** begin DATASET ENTRIES **

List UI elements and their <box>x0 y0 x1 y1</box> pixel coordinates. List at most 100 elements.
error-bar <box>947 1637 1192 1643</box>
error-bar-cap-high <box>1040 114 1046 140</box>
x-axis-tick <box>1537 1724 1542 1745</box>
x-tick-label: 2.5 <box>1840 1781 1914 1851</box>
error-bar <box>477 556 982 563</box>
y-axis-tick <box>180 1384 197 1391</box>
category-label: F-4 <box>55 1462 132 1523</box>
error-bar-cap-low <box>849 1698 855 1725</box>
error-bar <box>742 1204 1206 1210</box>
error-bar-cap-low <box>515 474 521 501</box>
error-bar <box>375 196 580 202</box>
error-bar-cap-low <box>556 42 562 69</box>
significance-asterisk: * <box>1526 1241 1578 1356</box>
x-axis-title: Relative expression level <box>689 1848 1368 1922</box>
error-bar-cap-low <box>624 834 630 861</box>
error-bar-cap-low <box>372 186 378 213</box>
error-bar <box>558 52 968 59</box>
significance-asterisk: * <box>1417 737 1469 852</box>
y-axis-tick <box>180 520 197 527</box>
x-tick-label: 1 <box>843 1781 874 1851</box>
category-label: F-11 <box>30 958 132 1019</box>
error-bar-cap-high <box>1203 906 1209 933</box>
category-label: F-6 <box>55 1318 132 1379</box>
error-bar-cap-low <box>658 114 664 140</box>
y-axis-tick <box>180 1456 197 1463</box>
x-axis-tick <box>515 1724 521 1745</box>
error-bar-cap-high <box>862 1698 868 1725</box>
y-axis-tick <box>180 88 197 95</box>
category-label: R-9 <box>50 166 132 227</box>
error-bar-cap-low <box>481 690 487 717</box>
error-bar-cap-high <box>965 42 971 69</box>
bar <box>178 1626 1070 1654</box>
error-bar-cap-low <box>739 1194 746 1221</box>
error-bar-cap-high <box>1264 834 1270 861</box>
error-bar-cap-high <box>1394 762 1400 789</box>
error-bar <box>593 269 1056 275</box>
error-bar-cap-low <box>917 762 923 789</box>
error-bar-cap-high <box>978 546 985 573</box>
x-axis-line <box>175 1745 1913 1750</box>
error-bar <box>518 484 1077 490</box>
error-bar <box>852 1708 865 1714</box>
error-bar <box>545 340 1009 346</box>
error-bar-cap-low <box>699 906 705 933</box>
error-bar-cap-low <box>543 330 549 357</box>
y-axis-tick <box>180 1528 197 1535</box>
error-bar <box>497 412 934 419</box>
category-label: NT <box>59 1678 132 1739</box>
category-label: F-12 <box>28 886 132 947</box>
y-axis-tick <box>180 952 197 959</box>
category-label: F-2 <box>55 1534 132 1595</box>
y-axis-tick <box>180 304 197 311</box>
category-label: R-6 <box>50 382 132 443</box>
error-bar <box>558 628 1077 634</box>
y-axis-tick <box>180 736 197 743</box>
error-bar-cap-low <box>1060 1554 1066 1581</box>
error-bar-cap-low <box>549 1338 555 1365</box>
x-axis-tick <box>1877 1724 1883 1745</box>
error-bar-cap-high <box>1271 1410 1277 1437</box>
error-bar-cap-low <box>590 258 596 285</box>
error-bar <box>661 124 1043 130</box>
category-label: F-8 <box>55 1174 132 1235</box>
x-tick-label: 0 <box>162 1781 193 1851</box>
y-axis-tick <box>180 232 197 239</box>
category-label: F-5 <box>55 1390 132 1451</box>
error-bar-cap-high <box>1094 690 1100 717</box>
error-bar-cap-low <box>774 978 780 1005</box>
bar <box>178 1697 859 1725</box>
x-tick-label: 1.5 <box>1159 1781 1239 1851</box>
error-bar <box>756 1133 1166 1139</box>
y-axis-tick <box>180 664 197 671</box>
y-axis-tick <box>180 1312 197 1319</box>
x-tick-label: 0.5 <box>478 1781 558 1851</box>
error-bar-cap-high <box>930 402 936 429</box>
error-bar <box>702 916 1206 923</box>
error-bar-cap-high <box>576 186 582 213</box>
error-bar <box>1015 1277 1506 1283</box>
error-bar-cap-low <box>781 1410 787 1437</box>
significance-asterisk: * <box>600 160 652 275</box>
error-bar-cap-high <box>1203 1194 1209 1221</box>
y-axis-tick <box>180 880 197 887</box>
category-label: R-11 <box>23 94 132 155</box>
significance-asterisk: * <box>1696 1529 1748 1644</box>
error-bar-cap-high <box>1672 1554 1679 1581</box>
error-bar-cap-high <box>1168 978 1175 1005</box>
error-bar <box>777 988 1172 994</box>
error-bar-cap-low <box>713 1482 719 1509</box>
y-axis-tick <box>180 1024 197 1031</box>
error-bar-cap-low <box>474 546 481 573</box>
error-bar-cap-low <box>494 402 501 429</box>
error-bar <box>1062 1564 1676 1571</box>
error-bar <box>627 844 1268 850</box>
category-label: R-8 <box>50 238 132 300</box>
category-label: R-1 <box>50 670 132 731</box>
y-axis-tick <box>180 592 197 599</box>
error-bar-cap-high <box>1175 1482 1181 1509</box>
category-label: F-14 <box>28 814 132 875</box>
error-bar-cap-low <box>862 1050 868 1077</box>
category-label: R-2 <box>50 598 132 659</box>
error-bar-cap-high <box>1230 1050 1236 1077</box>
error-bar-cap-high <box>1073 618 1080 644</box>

** end DATASET ENTRIES **

• [PROBLEM TO SOLVE]: Report every line of the entries above that contains the string "asterisk", copying each such line in full. Treat uppercase and lowercase as different.

• [ANSWER BELOW]:
significance-asterisk: * <box>1526 1241 1578 1356</box>
significance-asterisk: * <box>1417 737 1469 852</box>
significance-asterisk: * <box>600 160 652 275</box>
significance-asterisk: * <box>1696 1529 1748 1644</box>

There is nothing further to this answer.